### Problem statement
Copy out each line of the data holding "Увековечение".

##########

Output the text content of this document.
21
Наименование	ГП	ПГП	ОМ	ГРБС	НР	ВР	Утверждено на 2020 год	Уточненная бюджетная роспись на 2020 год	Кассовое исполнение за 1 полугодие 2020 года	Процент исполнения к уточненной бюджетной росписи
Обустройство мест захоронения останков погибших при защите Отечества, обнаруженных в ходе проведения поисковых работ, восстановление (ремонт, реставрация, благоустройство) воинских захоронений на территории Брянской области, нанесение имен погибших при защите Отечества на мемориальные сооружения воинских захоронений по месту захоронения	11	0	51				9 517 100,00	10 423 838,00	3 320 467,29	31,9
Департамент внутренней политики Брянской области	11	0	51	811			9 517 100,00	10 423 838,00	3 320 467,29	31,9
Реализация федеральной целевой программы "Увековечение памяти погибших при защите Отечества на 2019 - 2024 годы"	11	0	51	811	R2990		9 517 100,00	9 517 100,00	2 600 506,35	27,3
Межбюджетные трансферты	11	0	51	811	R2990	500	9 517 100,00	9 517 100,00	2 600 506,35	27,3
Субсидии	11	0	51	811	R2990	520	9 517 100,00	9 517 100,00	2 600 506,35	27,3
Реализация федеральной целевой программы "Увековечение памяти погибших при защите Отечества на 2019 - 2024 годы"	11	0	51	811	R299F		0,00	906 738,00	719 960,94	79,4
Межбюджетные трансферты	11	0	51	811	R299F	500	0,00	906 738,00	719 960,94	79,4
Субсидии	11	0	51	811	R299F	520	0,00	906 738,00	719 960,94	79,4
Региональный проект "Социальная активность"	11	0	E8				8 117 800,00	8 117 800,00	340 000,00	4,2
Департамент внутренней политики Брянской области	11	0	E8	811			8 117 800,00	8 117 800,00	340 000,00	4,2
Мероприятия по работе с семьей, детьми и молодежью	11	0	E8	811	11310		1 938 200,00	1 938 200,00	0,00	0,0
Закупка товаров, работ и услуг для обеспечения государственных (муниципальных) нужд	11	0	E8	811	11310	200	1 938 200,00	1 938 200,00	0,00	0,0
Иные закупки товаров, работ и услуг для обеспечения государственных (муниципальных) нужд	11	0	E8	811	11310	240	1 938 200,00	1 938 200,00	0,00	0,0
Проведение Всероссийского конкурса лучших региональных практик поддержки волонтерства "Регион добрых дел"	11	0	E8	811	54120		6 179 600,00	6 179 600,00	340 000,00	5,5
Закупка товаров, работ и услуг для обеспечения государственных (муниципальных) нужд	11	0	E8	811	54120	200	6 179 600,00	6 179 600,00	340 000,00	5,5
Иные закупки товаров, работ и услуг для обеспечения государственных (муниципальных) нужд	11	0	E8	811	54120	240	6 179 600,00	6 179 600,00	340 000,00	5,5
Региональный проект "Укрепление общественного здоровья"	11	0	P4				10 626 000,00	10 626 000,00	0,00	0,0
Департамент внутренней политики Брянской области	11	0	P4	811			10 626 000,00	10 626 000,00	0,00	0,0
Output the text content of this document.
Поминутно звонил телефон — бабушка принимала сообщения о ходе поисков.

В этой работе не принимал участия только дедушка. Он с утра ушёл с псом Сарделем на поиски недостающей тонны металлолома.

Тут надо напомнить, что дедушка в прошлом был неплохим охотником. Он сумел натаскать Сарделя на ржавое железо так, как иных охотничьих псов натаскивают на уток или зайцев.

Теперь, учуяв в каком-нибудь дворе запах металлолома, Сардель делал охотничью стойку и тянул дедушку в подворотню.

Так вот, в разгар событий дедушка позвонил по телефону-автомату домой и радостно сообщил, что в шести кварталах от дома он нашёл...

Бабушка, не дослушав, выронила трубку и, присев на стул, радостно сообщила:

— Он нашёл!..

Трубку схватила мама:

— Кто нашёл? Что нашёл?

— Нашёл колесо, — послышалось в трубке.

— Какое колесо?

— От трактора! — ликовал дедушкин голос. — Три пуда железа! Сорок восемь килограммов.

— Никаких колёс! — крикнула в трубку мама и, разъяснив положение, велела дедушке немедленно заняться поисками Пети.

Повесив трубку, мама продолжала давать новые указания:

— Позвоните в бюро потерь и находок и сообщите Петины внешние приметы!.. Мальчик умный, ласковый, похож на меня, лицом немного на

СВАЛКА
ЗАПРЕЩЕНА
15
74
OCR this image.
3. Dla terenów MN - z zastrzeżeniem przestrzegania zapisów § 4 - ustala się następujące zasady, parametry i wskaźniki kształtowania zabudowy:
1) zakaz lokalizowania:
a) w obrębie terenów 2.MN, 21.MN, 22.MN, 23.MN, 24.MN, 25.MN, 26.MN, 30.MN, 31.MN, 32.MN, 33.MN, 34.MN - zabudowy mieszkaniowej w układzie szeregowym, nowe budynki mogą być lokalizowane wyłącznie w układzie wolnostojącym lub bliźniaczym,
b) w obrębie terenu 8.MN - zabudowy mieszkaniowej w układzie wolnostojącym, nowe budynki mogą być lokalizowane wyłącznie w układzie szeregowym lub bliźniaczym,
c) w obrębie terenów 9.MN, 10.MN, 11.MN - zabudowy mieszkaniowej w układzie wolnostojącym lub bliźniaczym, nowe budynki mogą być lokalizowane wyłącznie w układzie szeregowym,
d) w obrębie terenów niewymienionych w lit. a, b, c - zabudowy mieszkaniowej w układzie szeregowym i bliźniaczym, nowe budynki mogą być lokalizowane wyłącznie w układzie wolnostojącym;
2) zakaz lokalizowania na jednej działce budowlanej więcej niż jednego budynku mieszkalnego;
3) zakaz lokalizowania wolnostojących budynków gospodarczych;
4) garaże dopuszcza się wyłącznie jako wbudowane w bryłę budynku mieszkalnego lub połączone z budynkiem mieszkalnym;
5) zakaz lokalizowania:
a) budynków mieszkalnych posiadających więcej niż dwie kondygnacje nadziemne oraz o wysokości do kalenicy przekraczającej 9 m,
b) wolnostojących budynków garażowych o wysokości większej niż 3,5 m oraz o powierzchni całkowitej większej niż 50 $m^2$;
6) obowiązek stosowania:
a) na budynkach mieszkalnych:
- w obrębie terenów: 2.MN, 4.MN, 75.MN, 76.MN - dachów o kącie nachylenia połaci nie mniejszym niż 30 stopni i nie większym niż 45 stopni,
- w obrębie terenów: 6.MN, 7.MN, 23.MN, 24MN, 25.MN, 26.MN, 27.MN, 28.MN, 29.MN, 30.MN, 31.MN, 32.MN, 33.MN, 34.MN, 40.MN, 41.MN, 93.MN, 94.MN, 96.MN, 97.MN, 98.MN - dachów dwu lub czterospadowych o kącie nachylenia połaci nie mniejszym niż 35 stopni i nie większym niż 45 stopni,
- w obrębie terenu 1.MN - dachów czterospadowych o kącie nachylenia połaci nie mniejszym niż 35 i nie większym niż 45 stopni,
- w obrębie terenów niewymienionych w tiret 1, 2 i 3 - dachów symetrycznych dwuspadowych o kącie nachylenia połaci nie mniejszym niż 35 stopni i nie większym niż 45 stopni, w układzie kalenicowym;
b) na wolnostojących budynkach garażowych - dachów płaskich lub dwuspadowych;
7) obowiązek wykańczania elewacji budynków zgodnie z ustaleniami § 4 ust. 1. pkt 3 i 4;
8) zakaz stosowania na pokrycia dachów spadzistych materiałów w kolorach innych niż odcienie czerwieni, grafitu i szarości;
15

##########

### The output
Реализация федеральной целевой программы "Увековечение памяти погибших при защите Отечества на 2019 - 2024 годы"	11	0	51	811	R2990		9 517 100,00	9 517 100,00	2 600 506,35	27,3
Реализация федеральной целевой программы "Увековечение памяти погибших при защите Отечества на 2019 - 2024 годы"	11	0	51	811	R299F		0,00	906 738,00	719 960,94	79,4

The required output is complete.